*DIRECTIONS*:
Copy out every line in the entries below that includes "JSON".

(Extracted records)
--- Start ---

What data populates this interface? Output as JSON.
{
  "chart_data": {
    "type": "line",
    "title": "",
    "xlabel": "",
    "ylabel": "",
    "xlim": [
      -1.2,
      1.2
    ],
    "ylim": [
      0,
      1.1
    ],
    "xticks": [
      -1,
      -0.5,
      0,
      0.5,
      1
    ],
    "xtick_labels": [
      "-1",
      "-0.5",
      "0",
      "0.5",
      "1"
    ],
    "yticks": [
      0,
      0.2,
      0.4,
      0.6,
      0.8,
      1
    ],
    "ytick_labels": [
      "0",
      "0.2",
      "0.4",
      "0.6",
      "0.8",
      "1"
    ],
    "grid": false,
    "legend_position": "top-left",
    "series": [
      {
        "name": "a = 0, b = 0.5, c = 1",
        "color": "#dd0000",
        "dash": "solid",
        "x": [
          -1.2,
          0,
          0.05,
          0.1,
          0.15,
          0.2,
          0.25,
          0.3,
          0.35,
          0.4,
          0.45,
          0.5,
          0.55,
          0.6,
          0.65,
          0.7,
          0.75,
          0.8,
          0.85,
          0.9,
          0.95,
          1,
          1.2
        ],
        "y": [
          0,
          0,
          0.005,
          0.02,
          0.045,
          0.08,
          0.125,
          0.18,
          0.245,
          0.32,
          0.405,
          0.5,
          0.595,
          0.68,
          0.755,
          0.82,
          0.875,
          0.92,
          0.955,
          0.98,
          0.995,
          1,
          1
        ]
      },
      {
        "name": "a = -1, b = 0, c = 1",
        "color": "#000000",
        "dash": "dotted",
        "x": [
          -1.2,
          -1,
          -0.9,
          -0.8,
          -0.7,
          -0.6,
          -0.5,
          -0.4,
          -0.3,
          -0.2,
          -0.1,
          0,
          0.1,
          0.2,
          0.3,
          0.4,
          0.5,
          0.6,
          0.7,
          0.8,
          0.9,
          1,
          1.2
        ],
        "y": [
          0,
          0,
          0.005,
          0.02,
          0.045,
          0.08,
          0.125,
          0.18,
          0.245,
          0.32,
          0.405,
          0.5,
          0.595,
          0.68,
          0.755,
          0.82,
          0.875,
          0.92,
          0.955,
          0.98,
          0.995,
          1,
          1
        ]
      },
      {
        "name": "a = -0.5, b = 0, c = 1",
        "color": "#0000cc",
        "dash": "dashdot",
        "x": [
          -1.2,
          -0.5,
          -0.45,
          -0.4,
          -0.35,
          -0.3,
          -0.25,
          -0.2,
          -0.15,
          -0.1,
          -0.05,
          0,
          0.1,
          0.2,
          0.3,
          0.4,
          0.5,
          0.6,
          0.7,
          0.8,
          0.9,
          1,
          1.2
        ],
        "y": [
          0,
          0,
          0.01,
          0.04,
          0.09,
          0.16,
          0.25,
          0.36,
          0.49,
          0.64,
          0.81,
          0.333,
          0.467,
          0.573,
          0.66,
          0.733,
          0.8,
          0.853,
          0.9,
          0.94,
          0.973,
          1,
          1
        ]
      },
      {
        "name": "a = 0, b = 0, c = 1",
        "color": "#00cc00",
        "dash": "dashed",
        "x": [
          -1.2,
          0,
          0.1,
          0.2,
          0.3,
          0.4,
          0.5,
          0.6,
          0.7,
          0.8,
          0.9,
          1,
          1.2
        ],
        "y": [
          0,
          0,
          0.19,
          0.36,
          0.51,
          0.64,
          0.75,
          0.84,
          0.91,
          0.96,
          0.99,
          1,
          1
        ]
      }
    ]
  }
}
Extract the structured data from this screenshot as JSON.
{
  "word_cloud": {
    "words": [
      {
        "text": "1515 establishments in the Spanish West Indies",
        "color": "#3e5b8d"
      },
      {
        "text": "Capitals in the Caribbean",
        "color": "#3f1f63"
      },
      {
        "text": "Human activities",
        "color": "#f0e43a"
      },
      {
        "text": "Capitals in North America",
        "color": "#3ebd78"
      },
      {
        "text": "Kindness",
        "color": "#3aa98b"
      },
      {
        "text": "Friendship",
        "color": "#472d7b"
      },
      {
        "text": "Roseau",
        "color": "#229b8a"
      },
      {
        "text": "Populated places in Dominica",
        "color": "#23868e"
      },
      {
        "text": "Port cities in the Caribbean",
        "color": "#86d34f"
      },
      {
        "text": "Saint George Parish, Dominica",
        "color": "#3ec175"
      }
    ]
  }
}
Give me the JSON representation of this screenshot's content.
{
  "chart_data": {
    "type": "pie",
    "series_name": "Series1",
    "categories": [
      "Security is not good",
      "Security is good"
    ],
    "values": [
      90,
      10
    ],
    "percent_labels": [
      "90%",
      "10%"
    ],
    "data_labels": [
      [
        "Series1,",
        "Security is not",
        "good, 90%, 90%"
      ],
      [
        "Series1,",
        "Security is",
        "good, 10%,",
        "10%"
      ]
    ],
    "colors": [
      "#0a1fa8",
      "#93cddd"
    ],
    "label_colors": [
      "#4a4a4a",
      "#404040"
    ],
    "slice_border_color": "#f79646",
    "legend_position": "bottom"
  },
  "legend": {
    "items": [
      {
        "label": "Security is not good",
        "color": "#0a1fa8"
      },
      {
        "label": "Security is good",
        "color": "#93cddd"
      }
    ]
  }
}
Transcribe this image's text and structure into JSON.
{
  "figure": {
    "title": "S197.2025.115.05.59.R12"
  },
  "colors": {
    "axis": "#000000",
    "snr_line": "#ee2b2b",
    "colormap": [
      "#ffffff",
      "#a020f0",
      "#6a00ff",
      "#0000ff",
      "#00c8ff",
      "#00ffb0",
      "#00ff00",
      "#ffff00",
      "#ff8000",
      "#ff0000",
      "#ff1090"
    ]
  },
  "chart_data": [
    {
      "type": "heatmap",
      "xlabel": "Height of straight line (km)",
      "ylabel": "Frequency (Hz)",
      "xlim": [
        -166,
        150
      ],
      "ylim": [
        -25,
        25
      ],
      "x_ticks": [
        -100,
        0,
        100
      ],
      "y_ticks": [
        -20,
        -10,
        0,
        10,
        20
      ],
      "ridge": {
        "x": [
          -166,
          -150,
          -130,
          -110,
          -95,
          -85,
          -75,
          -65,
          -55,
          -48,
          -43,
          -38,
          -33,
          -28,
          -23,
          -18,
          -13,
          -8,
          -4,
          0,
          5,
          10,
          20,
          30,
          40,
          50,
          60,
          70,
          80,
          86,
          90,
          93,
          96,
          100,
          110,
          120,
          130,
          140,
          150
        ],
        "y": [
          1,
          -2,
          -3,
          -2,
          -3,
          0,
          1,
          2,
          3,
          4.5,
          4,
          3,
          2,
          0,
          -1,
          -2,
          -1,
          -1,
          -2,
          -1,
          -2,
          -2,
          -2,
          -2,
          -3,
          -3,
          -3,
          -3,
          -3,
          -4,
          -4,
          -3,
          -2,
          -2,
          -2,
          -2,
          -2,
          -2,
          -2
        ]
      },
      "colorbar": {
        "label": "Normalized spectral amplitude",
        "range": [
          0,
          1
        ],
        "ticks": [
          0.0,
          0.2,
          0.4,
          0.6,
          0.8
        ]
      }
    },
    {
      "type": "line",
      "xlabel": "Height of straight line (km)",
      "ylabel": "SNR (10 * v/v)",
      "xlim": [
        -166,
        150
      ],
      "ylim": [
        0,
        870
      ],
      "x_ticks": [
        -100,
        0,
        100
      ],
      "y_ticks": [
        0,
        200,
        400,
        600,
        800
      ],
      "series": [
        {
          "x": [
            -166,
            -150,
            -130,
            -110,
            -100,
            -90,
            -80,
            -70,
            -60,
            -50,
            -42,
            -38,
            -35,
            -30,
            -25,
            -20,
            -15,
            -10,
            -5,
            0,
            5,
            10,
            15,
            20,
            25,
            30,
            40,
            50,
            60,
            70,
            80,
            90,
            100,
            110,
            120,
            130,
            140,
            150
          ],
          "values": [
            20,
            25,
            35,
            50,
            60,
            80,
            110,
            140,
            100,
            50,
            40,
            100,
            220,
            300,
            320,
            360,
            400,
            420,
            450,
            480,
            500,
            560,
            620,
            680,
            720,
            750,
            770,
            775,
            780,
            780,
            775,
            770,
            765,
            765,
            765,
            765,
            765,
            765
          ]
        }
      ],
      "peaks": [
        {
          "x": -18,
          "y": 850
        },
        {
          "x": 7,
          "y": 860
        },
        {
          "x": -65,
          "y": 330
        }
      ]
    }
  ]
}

--- End ---
--- Start ---

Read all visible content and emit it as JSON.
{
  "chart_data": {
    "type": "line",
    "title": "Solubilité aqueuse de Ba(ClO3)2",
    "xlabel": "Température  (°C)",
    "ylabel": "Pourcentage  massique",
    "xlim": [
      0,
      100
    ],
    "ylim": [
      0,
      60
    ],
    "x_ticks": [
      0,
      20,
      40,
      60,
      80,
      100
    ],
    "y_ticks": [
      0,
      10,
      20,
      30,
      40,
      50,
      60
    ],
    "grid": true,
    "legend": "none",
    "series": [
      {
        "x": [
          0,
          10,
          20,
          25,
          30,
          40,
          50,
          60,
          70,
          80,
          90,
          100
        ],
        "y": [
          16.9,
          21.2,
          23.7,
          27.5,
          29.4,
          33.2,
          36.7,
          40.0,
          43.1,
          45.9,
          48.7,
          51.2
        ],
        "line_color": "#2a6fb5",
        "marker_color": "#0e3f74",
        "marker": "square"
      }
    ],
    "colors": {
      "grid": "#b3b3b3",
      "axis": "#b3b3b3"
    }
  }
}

--- End ---

*COMPLETED EXERCISE*:
What data populates this interface? Output as JSON.
Extract the structured data from this screenshot as JSON.
Give me the JSON representation of this screenshot's content.
Transcribe this image's text and structure into JSON.
Read all visible content and emit it as JSON.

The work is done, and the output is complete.